*Problem*
Identify every line in the records below that contains the word "title", and copy each of those lines.

*Data records*
......
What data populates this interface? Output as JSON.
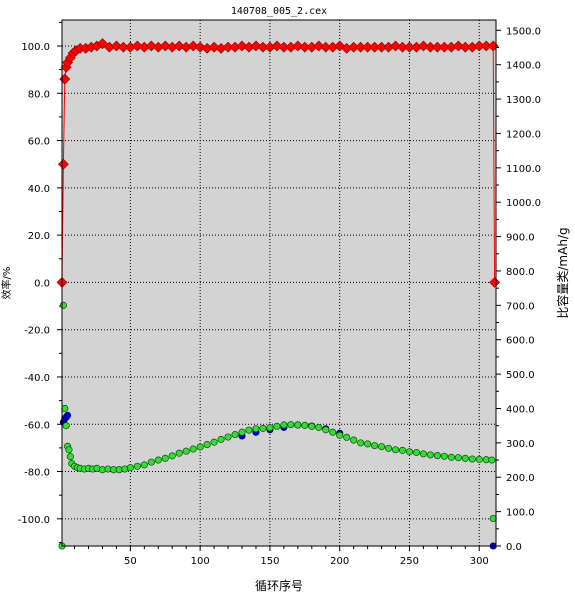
{
  "chart_data": {
    "type": "scatter",
    "title": "140708_005_2.cex",
    "xlabel": "循环序号",
    "ylabel_left": "效率/%",
    "ylabel_right": "比容量类/mAh/g",
    "xlim": [
      1,
      312
    ],
    "ylim_left": [
      -111.5,
      111
    ],
    "ylim_right": [
      0,
      1530
    ],
    "x_ticks": [
      50,
      100,
      150,
      200,
      250,
      300
    ],
    "y_left_ticks": [
      "100.0",
      "80.0",
      "60.0",
      "40.0",
      "20.0",
      "0.0",
      "-20.0",
      "-40.0",
      "-60.0",
      "-80.0",
      "-100.0"
    ],
    "y_left_tick_values": [
      100,
      80,
      60,
      40,
      20,
      0,
      -20,
      -40,
      -60,
      -80,
      -100
    ],
    "y_right_ticks": [
      "1500.0",
      "1400.0",
      "1300.0",
      "1200.0",
      "1100.0",
      "1000.0",
      "900.0",
      "800.0",
      "700.0",
      "600.0",
      "500.0",
      "400.0",
      "300.0",
      "200.0",
      "100.0",
      "0.0"
    ],
    "y_right_tick_values": [
      1500,
      1400,
      1300,
      1200,
      1100,
      1000,
      900,
      800,
      700,
      600,
      500,
      400,
      300,
      200,
      100,
      0
    ],
    "grid": true,
    "series": [
      {
        "role": "efficiency",
        "axis": "left",
        "color": "#ff0000",
        "marker": "diamond",
        "x": [
          1,
          2,
          3,
          4,
          5,
          7,
          9,
          11,
          14,
          18,
          22,
          26,
          30,
          35,
          40,
          45,
          50,
          55,
          60,
          65,
          70,
          75,
          80,
          85,
          90,
          95,
          100,
          105,
          110,
          115,
          120,
          125,
          130,
          135,
          140,
          145,
          150,
          155,
          160,
          165,
          170,
          175,
          180,
          185,
          190,
          195,
          200,
          205,
          210,
          215,
          220,
          225,
          230,
          235,
          240,
          245,
          250,
          255,
          260,
          265,
          270,
          275,
          280,
          285,
          290,
          295,
          300,
          305,
          310,
          311
        ],
        "y": [
          0,
          50,
          86,
          91,
          93,
          95,
          97,
          98,
          99,
          99,
          99.5,
          100,
          101,
          99.5,
          100,
          99.5,
          99.5,
          100,
          99.5,
          100,
          99.5,
          100,
          99.5,
          100,
          99.5,
          100,
          99.5,
          99,
          99.5,
          99,
          99.5,
          99.5,
          100,
          99.5,
          100,
          99.5,
          99.5,
          100,
          99.5,
          99.5,
          100,
          99.5,
          99.5,
          100,
          99.5,
          99.5,
          100,
          99,
          99.5,
          99.5,
          99.5,
          99.5,
          99.5,
          99.5,
          100,
          99.5,
          99.5,
          99.5,
          100,
          99.5,
          99.5,
          99.5,
          99.5,
          100,
          99.5,
          99.5,
          100,
          100,
          100,
          0
        ]
      },
      {
        "role": "capacity",
        "axis": "right",
        "color": "#33dd33",
        "marker": "circle",
        "x": [
          1,
          2,
          3,
          4,
          5,
          6,
          7,
          8,
          10,
          12,
          14,
          17,
          20,
          23,
          26,
          30,
          34,
          38,
          42,
          46,
          50,
          55,
          60,
          65,
          70,
          75,
          80,
          85,
          90,
          95,
          100,
          105,
          110,
          115,
          120,
          125,
          130,
          135,
          140,
          145,
          150,
          155,
          160,
          165,
          170,
          175,
          180,
          185,
          190,
          195,
          200,
          205,
          210,
          215,
          220,
          225,
          230,
          235,
          240,
          245,
          250,
          255,
          260,
          265,
          270,
          275,
          280,
          285,
          290,
          295,
          300,
          305,
          309,
          310
        ],
        "y": [
          0,
          700,
          400,
          350,
          290,
          280,
          260,
          240,
          232,
          228,
          226,
          224,
          226,
          224,
          226,
          222,
          224,
          222,
          222,
          224,
          228,
          232,
          236,
          244,
          250,
          255,
          262,
          270,
          276,
          282,
          288,
          295,
          302,
          310,
          317,
          324,
          331,
          337,
          341,
          342,
          344,
          348,
          352,
          353,
          352,
          351,
          348,
          345,
          338,
          331,
          322,
          316,
          308,
          300,
          297,
          292,
          289,
          284,
          280,
          278,
          274,
          272,
          268,
          265,
          263,
          261,
          258,
          257,
          255,
          253,
          252,
          251,
          250,
          80
        ]
      },
      {
        "role": "capacity-2",
        "axis": "right",
        "color": "#0000cc",
        "marker": "circle",
        "x": [
          2,
          3,
          4,
          5,
          130,
          140,
          150,
          160,
          170,
          180,
          190,
          200,
          310
        ],
        "y": [
          360,
          370,
          375,
          380,
          320,
          331,
          338,
          345,
          352,
          349,
          341,
          328,
          0
        ]
      }
    ]
  }
}
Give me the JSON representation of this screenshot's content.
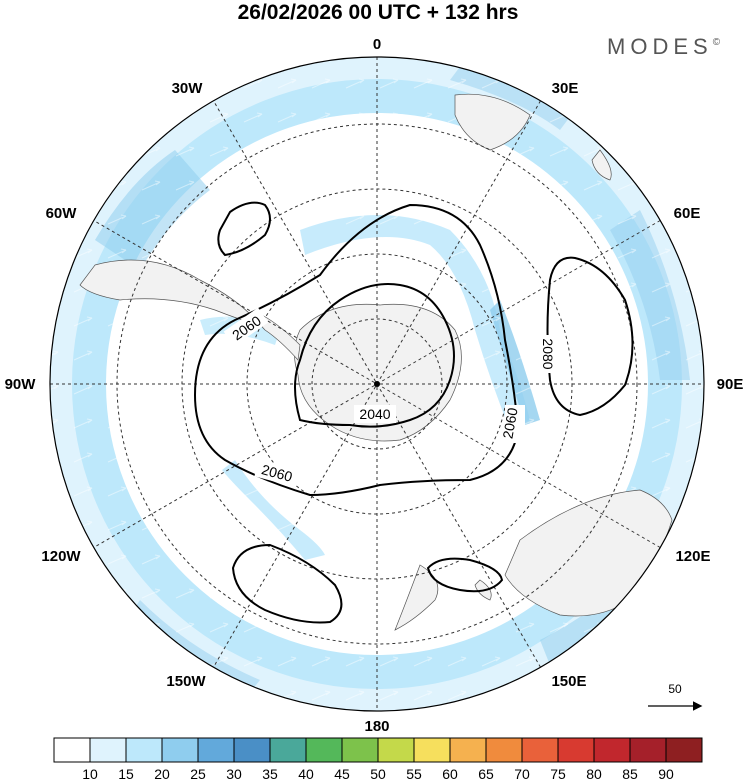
{
  "title": "26/02/2026  00 UTC  + 132 hrs",
  "brand": {
    "name": "MODES",
    "mark": "©"
  },
  "longitude_labels": {
    "n0": "0",
    "e30": "30E",
    "e60": "60E",
    "e90": "90E",
    "e120": "120E",
    "e150": "150E",
    "s180": "180",
    "w150": "150W",
    "w120": "120W",
    "w90": "90W",
    "w60": "60W",
    "w30": "30W"
  },
  "contour_labels": {
    "c1": "2060",
    "c2": "2080",
    "c3": "2060",
    "c4": "2040",
    "c5": "2060"
  },
  "reference_vector": {
    "label": "50"
  },
  "colorbar": {
    "colors": [
      "#ffffff",
      "#dff3fd",
      "#bde8fb",
      "#8fcdee",
      "#62a9db",
      "#4a8fc6",
      "#4aa89a",
      "#54b85a",
      "#7dc24b",
      "#c4d94a",
      "#f6df5d",
      "#f5b14f",
      "#f08b3d",
      "#e9613a",
      "#d83a30",
      "#c1272d",
      "#a5202a",
      "#8e1f21"
    ],
    "labels": [
      "10",
      "15",
      "20",
      "25",
      "30",
      "35",
      "40",
      "45",
      "50",
      "55",
      "60",
      "65",
      "70",
      "75",
      "80",
      "85",
      "90"
    ]
  },
  "icons": {
    "pole": "pole-marker-icon",
    "arrow": "reference-arrow-icon"
  }
}
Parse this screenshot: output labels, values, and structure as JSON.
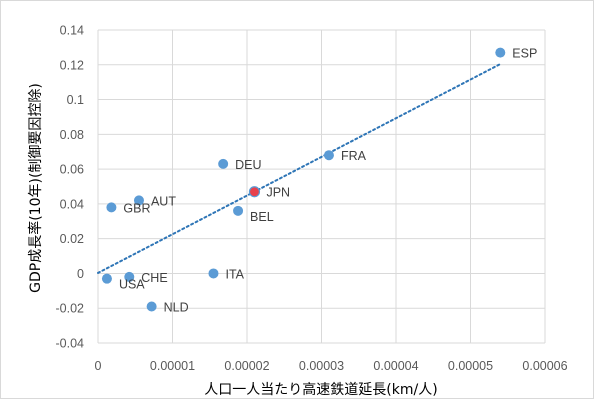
{
  "chart_data": {
    "type": "scatter",
    "xlabel": "人口一人当たり高速鉄道延長(km/人)",
    "ylabel": "GDP成長率(10年)(制御要因控除)",
    "xlim": [
      0,
      6e-05
    ],
    "ylim": [
      -0.04,
      0.14
    ],
    "x_ticks": [
      {
        "value": 0,
        "label": "0"
      },
      {
        "value": 1e-05,
        "label": "0.00001"
      },
      {
        "value": 2e-05,
        "label": "0.00002"
      },
      {
        "value": 3e-05,
        "label": "0.00003"
      },
      {
        "value": 4e-05,
        "label": "0.00004"
      },
      {
        "value": 5e-05,
        "label": "0.00005"
      },
      {
        "value": 6e-05,
        "label": "0.00006"
      }
    ],
    "y_ticks": [
      {
        "value": -0.04,
        "label": "-0.04"
      },
      {
        "value": -0.02,
        "label": "-0.02"
      },
      {
        "value": 0,
        "label": "0"
      },
      {
        "value": 0.02,
        "label": "0.02"
      },
      {
        "value": 0.04,
        "label": "0.04"
      },
      {
        "value": 0.06,
        "label": "0.06"
      },
      {
        "value": 0.08,
        "label": "0.08"
      },
      {
        "value": 0.1,
        "label": "0.1"
      },
      {
        "value": 0.12,
        "label": "0.12"
      },
      {
        "value": 0.14,
        "label": "0.14"
      }
    ],
    "grid": true,
    "points": [
      {
        "label": "ESP",
        "x": 5.4e-05,
        "y": 0.127,
        "color": "#5b9bd5",
        "label_side": "right"
      },
      {
        "label": "FRA",
        "x": 3.1e-05,
        "y": 0.068,
        "color": "#5b9bd5",
        "label_side": "right"
      },
      {
        "label": "DEU",
        "x": 1.68e-05,
        "y": 0.063,
        "color": "#5b9bd5",
        "label_side": "right"
      },
      {
        "label": "JPN",
        "x": 2.1e-05,
        "y": 0.047,
        "color": "#e8414c",
        "label_side": "right"
      },
      {
        "label": "BEL",
        "x": 1.88e-05,
        "y": 0.036,
        "color": "#5b9bd5",
        "label_side": "right-below"
      },
      {
        "label": "AUT",
        "x": 5.5e-06,
        "y": 0.042,
        "color": "#5b9bd5",
        "label_side": "right"
      },
      {
        "label": "GBR",
        "x": 1.8e-06,
        "y": 0.038,
        "color": "#5b9bd5",
        "label_side": "right"
      },
      {
        "label": "ITA",
        "x": 1.55e-05,
        "y": 0.0,
        "color": "#5b9bd5",
        "label_side": "right"
      },
      {
        "label": "CHE",
        "x": 4.2e-06,
        "y": -0.002,
        "color": "#5b9bd5",
        "label_side": "right"
      },
      {
        "label": "USA",
        "x": 1.2e-06,
        "y": -0.003,
        "color": "#5b9bd5",
        "label_side": "right-below"
      },
      {
        "label": "NLD",
        "x": 7.2e-06,
        "y": -0.019,
        "color": "#5b9bd5",
        "label_side": "right"
      }
    ],
    "trendline": {
      "type": "linear",
      "style": "dotted",
      "color": "#2e75b6",
      "x_range": [
        0,
        5.4e-05
      ]
    },
    "colors": {
      "point": "#5b9bd5",
      "highlight": "#e8414c",
      "trend": "#2e75b6",
      "grid": "#d9d9d9"
    }
  }
}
......
*Complete answer*
    "title": "140708_005_2.cex",
  "title": "26/02/2026  00 UTC  + 132 hrs",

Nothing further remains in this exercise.